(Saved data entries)
::::

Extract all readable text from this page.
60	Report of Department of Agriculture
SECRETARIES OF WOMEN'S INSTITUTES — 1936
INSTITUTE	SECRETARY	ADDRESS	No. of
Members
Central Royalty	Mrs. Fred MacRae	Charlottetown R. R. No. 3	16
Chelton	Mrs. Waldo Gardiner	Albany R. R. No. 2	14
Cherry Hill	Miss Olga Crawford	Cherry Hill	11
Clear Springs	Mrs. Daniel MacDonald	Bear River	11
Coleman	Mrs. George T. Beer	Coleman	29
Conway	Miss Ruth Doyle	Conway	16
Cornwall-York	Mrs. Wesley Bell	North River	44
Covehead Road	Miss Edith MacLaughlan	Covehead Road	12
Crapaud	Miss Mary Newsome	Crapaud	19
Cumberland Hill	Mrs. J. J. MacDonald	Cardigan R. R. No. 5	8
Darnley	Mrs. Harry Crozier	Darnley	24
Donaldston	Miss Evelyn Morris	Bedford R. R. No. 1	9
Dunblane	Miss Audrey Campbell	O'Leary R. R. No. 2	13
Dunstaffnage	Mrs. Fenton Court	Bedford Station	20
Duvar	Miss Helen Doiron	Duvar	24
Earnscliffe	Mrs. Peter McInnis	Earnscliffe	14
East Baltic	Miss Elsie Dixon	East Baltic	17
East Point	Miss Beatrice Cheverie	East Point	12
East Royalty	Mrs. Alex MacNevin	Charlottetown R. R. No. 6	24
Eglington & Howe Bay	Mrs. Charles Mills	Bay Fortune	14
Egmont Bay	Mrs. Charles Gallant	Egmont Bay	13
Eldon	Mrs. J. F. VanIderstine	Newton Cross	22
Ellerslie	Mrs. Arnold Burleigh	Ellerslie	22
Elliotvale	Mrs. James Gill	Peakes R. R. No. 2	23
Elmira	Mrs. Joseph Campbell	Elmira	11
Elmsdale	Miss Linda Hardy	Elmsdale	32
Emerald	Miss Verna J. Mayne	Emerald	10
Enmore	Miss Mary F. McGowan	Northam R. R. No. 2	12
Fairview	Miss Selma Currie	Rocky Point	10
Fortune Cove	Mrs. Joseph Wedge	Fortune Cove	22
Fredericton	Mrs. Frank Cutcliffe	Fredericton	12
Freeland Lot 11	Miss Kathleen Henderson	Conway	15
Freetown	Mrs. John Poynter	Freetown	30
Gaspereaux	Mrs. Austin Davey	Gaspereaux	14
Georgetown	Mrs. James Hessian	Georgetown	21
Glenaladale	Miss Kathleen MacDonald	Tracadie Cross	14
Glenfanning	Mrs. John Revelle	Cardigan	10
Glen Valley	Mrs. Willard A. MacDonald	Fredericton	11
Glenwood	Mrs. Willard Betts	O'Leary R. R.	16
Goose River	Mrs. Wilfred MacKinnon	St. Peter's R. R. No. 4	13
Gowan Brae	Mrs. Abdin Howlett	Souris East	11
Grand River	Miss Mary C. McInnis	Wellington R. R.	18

::::

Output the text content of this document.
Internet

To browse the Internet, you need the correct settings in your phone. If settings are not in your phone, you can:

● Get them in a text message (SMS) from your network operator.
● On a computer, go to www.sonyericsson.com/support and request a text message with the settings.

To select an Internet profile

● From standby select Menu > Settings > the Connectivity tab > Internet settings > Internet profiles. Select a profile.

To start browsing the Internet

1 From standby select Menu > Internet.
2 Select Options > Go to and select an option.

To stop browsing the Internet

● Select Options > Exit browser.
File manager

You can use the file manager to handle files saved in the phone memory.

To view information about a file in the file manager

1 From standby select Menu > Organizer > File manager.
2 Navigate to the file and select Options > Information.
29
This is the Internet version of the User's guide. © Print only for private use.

::::

Job:
Above is a listing; report how many of its lines include the word "standby", giving the number only.

Solution:
3